> What you have to do
Spot every line with the word "this" and return it.

** Start **

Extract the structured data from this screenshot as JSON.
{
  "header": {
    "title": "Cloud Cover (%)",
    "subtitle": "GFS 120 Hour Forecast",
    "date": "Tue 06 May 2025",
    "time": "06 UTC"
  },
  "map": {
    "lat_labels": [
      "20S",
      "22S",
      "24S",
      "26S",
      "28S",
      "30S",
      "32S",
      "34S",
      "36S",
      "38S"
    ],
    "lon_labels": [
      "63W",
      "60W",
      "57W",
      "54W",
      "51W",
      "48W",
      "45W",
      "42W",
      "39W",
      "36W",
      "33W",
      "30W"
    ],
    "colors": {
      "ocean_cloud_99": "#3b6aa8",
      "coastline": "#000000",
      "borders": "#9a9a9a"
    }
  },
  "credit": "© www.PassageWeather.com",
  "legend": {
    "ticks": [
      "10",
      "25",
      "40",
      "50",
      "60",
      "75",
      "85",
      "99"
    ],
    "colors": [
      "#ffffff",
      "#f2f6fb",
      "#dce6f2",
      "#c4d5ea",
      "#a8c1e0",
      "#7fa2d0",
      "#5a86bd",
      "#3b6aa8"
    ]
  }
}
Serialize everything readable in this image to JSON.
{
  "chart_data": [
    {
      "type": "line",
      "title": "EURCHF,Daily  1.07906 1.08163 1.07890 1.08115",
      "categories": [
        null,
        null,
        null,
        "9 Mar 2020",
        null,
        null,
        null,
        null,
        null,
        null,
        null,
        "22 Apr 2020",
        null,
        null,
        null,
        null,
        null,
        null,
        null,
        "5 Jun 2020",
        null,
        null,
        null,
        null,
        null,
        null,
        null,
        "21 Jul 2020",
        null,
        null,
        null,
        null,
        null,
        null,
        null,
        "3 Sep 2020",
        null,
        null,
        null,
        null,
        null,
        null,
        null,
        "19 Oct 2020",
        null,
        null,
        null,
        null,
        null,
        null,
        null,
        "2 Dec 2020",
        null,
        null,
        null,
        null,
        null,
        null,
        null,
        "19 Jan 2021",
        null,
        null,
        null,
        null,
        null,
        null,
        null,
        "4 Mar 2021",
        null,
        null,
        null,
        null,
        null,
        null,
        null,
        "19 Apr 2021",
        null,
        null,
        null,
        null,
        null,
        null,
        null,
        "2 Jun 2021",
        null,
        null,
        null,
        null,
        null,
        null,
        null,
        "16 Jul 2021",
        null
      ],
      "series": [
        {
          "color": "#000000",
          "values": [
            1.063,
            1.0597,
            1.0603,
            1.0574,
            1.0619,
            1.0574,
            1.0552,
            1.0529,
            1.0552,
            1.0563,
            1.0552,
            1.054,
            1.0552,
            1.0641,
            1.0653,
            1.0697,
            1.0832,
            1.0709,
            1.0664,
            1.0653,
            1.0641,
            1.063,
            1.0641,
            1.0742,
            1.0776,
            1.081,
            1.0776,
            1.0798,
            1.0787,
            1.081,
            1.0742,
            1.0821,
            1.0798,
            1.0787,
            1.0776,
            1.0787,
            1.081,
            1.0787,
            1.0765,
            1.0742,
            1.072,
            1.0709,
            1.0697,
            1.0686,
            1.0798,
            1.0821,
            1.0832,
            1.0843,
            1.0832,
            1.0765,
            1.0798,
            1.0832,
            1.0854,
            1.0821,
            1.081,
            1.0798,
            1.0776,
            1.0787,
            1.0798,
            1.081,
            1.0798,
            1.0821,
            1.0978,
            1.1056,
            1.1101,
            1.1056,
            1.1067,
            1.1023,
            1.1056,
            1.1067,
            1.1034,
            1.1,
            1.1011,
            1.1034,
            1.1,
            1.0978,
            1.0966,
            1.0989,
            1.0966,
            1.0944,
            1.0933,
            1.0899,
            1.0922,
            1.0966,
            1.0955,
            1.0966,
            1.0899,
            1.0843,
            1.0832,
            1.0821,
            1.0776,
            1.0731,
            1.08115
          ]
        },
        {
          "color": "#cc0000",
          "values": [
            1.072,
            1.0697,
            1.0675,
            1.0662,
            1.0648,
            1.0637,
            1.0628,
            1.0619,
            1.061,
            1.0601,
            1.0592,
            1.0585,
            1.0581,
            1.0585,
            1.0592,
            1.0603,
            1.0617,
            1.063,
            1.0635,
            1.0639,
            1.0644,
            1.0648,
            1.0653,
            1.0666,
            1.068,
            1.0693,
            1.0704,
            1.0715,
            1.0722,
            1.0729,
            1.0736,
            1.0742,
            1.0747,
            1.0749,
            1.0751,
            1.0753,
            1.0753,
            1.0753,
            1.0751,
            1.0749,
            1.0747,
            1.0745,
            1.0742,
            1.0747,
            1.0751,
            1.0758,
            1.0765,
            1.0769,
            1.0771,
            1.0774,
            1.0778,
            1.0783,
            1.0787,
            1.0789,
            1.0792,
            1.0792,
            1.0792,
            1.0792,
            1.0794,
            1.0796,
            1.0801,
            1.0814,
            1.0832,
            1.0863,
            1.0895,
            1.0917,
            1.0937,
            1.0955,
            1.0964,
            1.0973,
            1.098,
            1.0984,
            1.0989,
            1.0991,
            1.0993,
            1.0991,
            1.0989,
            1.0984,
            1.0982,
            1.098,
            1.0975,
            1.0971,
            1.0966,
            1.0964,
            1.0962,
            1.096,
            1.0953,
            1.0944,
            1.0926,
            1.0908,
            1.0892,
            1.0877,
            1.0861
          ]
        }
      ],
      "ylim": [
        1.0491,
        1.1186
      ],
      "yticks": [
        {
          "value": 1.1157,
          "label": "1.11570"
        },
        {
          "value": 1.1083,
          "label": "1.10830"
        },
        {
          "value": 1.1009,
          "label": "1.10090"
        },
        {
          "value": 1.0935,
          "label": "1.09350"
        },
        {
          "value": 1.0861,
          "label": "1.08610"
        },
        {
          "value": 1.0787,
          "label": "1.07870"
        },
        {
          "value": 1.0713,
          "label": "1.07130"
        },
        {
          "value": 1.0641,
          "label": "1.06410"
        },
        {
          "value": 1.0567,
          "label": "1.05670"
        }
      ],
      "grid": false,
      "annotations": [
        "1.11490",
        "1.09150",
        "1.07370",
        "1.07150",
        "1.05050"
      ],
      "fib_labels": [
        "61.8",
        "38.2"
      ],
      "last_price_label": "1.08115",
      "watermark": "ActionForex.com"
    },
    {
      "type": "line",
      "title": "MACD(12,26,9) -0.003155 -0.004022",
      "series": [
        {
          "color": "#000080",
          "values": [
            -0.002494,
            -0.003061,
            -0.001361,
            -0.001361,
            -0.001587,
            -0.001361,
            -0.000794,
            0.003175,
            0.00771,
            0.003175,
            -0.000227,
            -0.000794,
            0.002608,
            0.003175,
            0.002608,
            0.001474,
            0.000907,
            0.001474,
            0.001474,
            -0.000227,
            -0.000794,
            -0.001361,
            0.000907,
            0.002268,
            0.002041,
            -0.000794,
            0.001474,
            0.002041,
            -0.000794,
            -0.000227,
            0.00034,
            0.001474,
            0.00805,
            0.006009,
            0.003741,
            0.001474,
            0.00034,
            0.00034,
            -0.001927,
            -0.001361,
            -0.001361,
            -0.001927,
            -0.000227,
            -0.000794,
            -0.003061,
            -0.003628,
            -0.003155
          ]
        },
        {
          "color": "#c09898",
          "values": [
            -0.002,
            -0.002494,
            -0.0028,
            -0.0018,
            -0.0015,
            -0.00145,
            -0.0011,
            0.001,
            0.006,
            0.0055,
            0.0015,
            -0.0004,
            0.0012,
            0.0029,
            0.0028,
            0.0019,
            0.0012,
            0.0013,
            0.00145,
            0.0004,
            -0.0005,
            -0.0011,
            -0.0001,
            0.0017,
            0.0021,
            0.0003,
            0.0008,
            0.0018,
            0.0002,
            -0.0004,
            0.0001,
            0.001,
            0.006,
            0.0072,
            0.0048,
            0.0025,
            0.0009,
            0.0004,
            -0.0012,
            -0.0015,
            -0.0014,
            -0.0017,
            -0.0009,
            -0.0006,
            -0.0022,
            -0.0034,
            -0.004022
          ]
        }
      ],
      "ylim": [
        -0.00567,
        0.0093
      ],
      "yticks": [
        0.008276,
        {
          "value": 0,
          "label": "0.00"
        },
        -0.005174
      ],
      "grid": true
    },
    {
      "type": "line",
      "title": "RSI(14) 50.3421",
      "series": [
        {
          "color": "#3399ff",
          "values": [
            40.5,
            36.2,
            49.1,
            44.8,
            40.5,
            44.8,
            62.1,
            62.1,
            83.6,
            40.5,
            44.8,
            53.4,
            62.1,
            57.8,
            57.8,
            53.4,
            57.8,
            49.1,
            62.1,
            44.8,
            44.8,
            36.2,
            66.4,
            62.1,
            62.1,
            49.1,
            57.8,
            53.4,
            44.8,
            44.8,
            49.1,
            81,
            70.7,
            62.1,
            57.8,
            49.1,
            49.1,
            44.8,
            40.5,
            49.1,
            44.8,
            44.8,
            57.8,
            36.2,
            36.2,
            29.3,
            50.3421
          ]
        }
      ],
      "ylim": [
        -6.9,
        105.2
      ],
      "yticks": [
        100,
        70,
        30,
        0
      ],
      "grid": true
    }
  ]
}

** End **

> Full answer
Extract the structured data from this screenshot as JSON.
Serialize everything readable in this image to JSON.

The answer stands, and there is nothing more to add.